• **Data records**
[start]

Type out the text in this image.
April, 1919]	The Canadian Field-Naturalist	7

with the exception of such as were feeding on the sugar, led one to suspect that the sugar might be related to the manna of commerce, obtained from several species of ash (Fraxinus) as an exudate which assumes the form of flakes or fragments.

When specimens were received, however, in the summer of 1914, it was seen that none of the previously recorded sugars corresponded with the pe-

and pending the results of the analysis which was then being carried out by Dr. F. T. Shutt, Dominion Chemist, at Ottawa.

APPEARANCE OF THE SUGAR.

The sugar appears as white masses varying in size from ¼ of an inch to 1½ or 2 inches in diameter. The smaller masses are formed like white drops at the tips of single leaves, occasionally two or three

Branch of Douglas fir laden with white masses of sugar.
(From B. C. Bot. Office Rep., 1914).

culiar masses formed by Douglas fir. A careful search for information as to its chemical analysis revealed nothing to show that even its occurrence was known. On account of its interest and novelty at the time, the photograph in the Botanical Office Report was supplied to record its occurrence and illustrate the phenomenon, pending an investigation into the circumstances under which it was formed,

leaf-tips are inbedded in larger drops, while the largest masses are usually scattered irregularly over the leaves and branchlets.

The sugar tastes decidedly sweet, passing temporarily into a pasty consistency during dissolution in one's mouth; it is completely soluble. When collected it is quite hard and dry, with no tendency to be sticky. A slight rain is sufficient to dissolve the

[end]

• **Exercise aim**
Make an exact copy of all the data.

• **Problem solution**
Type out the text in this image.
April, 1919]	The Canadian Field-Naturalist	7

with the exception of such as were feeding on the sugar, led one to suspect that the sugar might be related to the manna of commerce, obtained from several species of ash (Fraxinus) as an exudate which assumes the form of flakes or fragments.

When specimens were received, however, in the summer of 1914, it was seen that none of the previously recorded sugars corresponded with the pe-

and pending the results of the analysis which was then being carried out by Dr. F. T. Shutt, Dominion Chemist, at Ottawa.

APPEARANCE OF THE SUGAR.

The sugar appears as white masses varying in size from ¼ of an inch to 1½ or 2 inches in diameter. The smaller masses are formed like white drops at the tips of single leaves, occasionally two or three

Branch of Douglas fir laden with white masses of sugar.
(From B. C. Bot. Office Rep., 1914).

culiar masses formed by Douglas fir. A careful search for information as to its chemical analysis revealed nothing to show that even its occurrence was known. On account of its interest and novelty at the time, the photograph in the Botanical Office Report was supplied to record its occurrence and illustrate the phenomenon, pending an investigation into the circumstances under which it was formed,

leaf-tips are inbedded in larger drops, while the largest masses are usually scattered irregularly over the leaves and branchlets.

The sugar tastes decidedly sweet, passing temporarily into a pasty consistency during dissolution in one's mouth; it is completely soluble. When collected it is quite hard and dry, with no tendency to be sticky. A slight rain is sufficient to dissolve the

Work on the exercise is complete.